> [REQUIREMENT 1]: In the passage on sci-fi aliens, what language do the aliens speak in the original 1994 "Stargate" movie?
> [REQUIREMENT 2]: Please carry on the passage on sci-fi aliens, picking up right after its final sentence.

> [EXCERPT TO READ]:
-----

Otherwise, he was human, and he was able to blend with us when he walked among us.

Now movie producers no doubt prefer humanoid aliens, because they present a cheaper solution. They don’t have to focus on elaborate makeup or cgi to create monsters, although the latter, along with motion capture technology, is a common tool for enhancing humans or presenting intelligent apes and such.

But in the early days, movie and TV budgets for sci-fi and fantasy were low, and they had to do their best. The makeup for the Klingons in the original “Star Trek” series was far less elaborate that what was used later on, such as in “Star Trek: The Next Generation.” After the success of films featuring the original crew, the folks at Paramount realized that a new Trek TV series deserved a higher budget for special effects and makeup.

But the Klingons, Romulans and other Trek creatures were still basically human. The “universal translator” gimmick made it unnecessary to have crawling subtitles when the aliens spoke, although fans actually developed a real Klingon language as source material.

The original “Stargate” movie, released in 1994, had the aliens speaking Ancient Egyptian, but when the concept was modified for TV, in “Stargate SG-1” and its spinoffs, the aliens largely spoke English except for occasional words in phrases to define some of the alien species depicted on the show.

-----

> [Annotated element listings, with boxes]:
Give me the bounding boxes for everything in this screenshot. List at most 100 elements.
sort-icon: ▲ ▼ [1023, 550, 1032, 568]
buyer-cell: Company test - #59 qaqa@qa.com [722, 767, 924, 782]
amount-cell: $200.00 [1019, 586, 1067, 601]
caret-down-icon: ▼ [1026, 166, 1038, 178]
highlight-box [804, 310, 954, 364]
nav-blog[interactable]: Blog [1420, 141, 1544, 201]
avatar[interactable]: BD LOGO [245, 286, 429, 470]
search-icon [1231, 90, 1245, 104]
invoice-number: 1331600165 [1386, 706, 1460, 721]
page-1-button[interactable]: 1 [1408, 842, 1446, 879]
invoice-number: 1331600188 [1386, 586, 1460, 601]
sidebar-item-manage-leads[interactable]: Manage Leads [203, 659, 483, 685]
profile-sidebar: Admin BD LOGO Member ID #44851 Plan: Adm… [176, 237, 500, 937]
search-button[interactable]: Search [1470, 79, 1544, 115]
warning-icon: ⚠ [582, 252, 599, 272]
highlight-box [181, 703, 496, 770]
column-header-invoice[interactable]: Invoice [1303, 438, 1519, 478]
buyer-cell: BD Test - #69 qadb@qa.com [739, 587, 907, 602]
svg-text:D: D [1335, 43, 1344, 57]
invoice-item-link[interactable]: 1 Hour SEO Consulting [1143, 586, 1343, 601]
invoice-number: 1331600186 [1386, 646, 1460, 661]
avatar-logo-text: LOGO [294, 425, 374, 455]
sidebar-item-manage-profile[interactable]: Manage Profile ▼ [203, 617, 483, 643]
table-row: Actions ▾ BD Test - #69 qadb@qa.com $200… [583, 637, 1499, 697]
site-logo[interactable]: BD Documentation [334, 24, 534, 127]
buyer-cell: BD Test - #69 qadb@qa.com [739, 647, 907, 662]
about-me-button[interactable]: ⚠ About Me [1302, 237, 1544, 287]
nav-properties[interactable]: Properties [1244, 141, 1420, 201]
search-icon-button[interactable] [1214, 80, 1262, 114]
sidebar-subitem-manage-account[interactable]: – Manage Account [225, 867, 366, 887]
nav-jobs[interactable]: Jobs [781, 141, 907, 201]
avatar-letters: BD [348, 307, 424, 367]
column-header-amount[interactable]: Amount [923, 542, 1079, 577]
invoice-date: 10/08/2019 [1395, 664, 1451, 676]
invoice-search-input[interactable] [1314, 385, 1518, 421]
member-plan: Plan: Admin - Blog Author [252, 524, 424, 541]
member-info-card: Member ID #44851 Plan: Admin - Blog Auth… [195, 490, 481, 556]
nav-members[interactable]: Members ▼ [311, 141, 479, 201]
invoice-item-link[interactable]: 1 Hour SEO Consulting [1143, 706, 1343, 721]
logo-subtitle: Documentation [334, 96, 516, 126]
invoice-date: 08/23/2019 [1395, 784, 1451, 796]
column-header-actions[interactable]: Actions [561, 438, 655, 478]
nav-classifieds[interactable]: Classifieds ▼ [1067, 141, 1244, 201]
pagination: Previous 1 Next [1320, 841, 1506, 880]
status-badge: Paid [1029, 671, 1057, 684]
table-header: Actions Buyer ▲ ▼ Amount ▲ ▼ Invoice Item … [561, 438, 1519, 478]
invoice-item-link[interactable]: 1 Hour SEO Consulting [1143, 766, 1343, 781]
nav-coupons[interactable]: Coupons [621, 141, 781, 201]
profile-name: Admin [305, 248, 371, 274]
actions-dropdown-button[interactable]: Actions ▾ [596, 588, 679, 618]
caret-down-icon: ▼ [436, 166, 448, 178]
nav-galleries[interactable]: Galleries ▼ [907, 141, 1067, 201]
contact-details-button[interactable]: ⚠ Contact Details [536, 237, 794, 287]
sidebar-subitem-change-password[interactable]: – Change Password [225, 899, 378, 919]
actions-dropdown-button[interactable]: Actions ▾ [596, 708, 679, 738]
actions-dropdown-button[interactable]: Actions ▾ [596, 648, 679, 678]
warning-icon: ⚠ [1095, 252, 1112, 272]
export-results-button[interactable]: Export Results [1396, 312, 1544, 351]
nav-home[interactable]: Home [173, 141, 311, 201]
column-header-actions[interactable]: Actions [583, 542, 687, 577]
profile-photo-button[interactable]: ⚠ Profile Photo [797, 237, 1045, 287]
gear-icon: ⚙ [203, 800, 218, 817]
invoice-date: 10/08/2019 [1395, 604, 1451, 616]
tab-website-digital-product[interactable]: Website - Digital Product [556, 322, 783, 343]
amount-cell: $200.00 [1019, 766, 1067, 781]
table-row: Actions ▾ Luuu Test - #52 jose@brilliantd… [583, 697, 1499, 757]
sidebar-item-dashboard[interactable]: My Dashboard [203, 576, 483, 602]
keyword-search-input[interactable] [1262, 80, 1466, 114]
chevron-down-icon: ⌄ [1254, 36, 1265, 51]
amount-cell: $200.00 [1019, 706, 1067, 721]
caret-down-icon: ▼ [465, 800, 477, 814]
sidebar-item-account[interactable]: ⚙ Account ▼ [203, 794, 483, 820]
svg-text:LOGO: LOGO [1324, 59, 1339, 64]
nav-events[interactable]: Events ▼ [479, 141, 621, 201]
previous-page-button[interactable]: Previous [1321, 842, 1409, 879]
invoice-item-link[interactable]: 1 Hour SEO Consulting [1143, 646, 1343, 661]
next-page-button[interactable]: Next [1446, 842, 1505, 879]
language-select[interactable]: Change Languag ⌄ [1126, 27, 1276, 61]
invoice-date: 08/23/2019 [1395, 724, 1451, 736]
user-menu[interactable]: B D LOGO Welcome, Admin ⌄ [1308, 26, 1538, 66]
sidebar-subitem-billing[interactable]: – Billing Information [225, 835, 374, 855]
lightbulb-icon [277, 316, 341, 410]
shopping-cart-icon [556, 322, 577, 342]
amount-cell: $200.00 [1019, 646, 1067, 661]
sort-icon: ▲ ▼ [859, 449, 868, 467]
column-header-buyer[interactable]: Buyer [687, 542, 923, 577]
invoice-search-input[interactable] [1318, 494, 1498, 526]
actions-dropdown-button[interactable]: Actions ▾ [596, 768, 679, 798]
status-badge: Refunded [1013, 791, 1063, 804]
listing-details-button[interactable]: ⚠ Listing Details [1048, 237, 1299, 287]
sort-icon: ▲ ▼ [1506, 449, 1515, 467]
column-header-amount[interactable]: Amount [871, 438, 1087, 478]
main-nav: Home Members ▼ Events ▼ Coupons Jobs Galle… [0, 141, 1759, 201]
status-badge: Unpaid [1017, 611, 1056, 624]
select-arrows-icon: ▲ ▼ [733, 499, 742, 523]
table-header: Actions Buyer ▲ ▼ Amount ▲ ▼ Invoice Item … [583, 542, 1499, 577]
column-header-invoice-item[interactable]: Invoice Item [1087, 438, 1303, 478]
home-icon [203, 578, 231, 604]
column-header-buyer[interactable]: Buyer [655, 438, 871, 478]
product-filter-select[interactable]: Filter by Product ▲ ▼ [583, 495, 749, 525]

-----

> [EXERCISE ANSWER 1]: Ancient Egyptian.

> [EXERCISE ANSWER 2]:
But aside from the serpent-like creatures, the Goa’uld, who possessed human hosts, most of the beings were mostly human. There were exceptions, such as the gray-alien Asgard, but even they were humanoid.

It was certainly easy on the budget and keeping viewers comfortable.

But in our real world, can we believe that ET, at least those beings seen in connection with UFO sightings, look much like us? With possibly millions of potentially life-bearing planets in our galaxy, is the humanoid the exception or the rule.

In the Stargate universe, humans were seeded across the galaxy. Our own scientists are apt to dispute the possibility that ET would necessarily resemble us, but they are also busy cataloging extrasolar planets in search for those that might harbor the conditions for life as we know it.

As you might expect, such conditions would very likely support the same lifeforms that have evolved on Earth. In other words, it would be possible for you and I to survive on such worlds without much use for spacesuits and such. Well, except for the possibility of becoming ill from alien microbes.

But if we could live there in relative comfort, wouldn’t that create the possibility that at least some of the natives would largely resemble us?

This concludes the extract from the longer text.